__TASK INSTRUCTIONS__:
Make an exact copy of each entry, leaving out every picture.

__INFORMATION PROVIDED__:

* begin *

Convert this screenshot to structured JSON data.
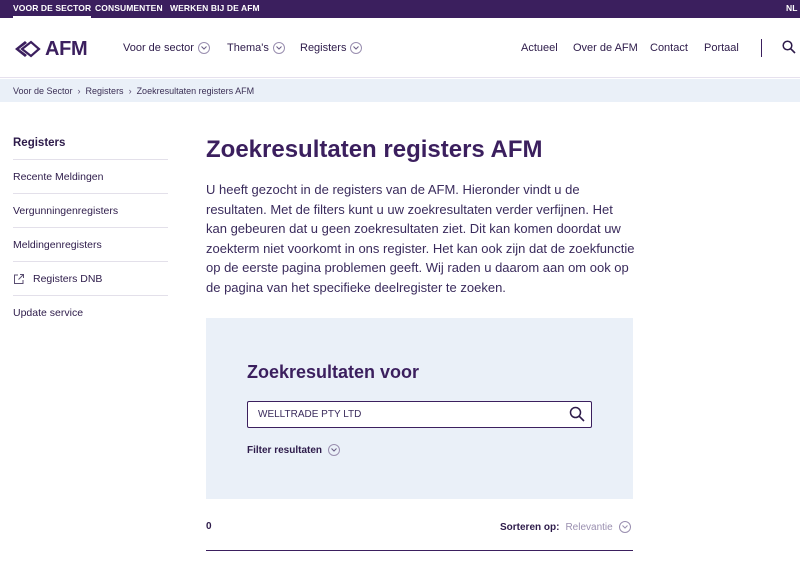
{
  "topbar": {
    "links": [
      "VOOR DE SECTOR",
      "CONSUMENTEN",
      "WERKEN BIJ DE AFM"
    ],
    "language": "NL"
  },
  "header": {
    "logo_text": "AFM",
    "nav_left": [
      "Voor de sector",
      "Thema's",
      "Registers"
    ],
    "nav_right": [
      "Actueel",
      "Over de AFM",
      "Contact",
      "Portaal"
    ]
  },
  "breadcrumb": [
    "Voor de Sector",
    "Registers",
    "Zoekresultaten registers AFM"
  ],
  "sidebar": {
    "items": [
      "Registers",
      "Recente Meldingen",
      "Vergunningenregisters",
      "Meldingenregisters",
      "Registers DNB",
      "Update service"
    ]
  },
  "main": {
    "title": "Zoekresultaten registers AFM",
    "intro": "U heeft gezocht in de registers van de AFM. Hieronder vindt u de resultaten. Met de filters kunt u uw zoekresultaten verder verfijnen. Het kan gebeuren dat u geen zoekresultaten ziet. Dit kan komen doordat uw zoekterm niet voorkomt in ons register. Het kan ook zijn dat de zoekfunctie op de eerste pagina problemen geeft. Wij raden u daarom aan om ook op de pagina van het specifieke deelregister te zoeken."
  },
  "search_panel": {
    "title": "Zoekresultaten voor",
    "query": "WELLTRADE PTY LTD",
    "filter_label": "Filter resultaten"
  },
  "results": {
    "count": "0",
    "sort_label": "Sorteren op:",
    "sort_value": "Relevantie"
  },
  "colors": {
    "brand": "#3b1f5e",
    "panel_bg": "#eaf0f8"
  }
}
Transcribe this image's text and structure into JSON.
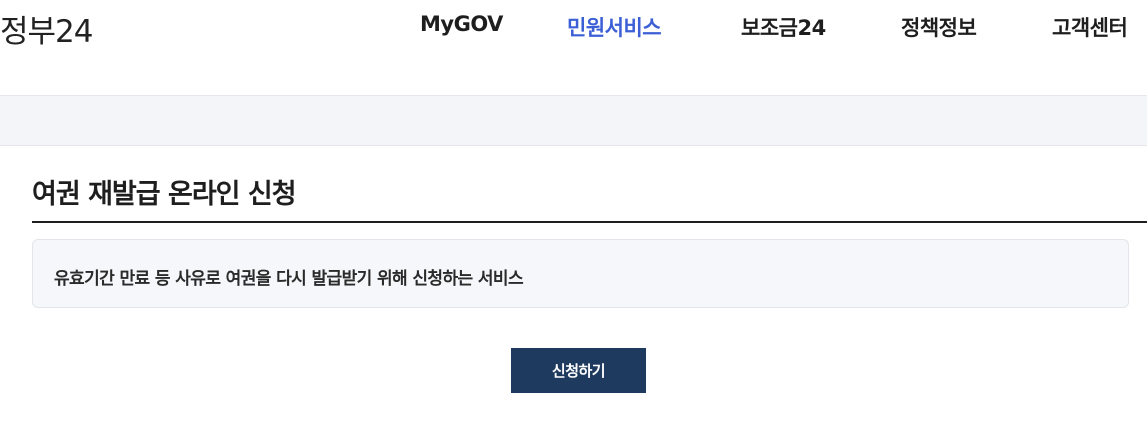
{
  "header": {
    "logo_text": "정부24",
    "nav": {
      "mygov": "MyGOV",
      "civil_service": "민원서비스",
      "subsidy": "보조금24",
      "policy": "정책정보",
      "support": "고객센터"
    },
    "active_nav": "civil_service",
    "active_color": "#3c5fd6"
  },
  "main": {
    "title": "여권 재발급 온라인 신청",
    "description": "유효기간 만료 등 사유로 여권을 다시 발급받기 위해 신청하는 서비스",
    "apply_button_label": "신청하기",
    "apply_button_color": "#1f3a5f"
  }
}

* end *

__SOLUTION TO THIS TASK__:
Convert this screenshot to structured JSON data.
{
  "topbar": {
    "links": [
      "VOOR DE SECTOR",
      "CONSUMENTEN",
      "WERKEN BIJ DE AFM"
    ],
    "language": "NL"
  },
  "header": {
    "logo_text": "AFM",
    "nav_left": [
      "Voor de sector",
      "Thema's",
      "Registers"
    ],
    "nav_right": [
      "Actueel",
      "Over de AFM",
      "Contact",
      "Portaal"
    ]
  },
  "breadcrumb": [
    "Voor de Sector",
    "Registers",
    "Zoekresultaten registers AFM"
  ],
  "sidebar": {
    "items": [
      "Registers",
      "Recente Meldingen",
      "Vergunningenregisters",
      "Meldingenregisters",
      "Registers DNB",
      "Update service"
    ]
  },
  "main": {
    "title": "Zoekresultaten registers AFM",
    "intro": "U heeft gezocht in de registers van de AFM. Hieronder vindt u de resultaten. Met de filters kunt u uw zoekresultaten verder verfijnen. Het kan gebeuren dat u geen zoekresultaten ziet. Dit kan komen doordat uw zoekterm niet voorkomt in ons register. Het kan ook zijn dat de zoekfunctie op de eerste pagina problemen geeft. Wij raden u daarom aan om ook op de pagina van het specifieke deelregister te zoeken."
  },
  "search_panel": {
    "title": "Zoekresultaten voor",
    "query": "WELLTRADE PTY LTD",
    "filter_label": "Filter resultaten"
  },
  "results": {
    "count": "0",
    "sort_label": "Sorteren op:",
    "sort_value": "Relevantie"
  },
  "colors": {
    "brand": "#3b1f5e",
    "panel_bg": "#eaf0f8"
  }
}
Transcribe this image's text and structure into JSON.
{
  "header": {
    "logo_text": "정부24",
    "nav": {
      "mygov": "MyGOV",
      "civil_service": "민원서비스",
      "subsidy": "보조금24",
      "policy": "정책정보",
      "support": "고객센터"
    },
    "active_nav": "civil_service",
    "active_color": "#3c5fd6"
  },
  "main": {
    "title": "여권 재발급 온라인 신청",
    "description": "유효기간 만료 등 사유로 여권을 다시 발급받기 위해 신청하는 서비스",
    "apply_button_label": "신청하기",
    "apply_button_color": "#1f3a5f"
  }
}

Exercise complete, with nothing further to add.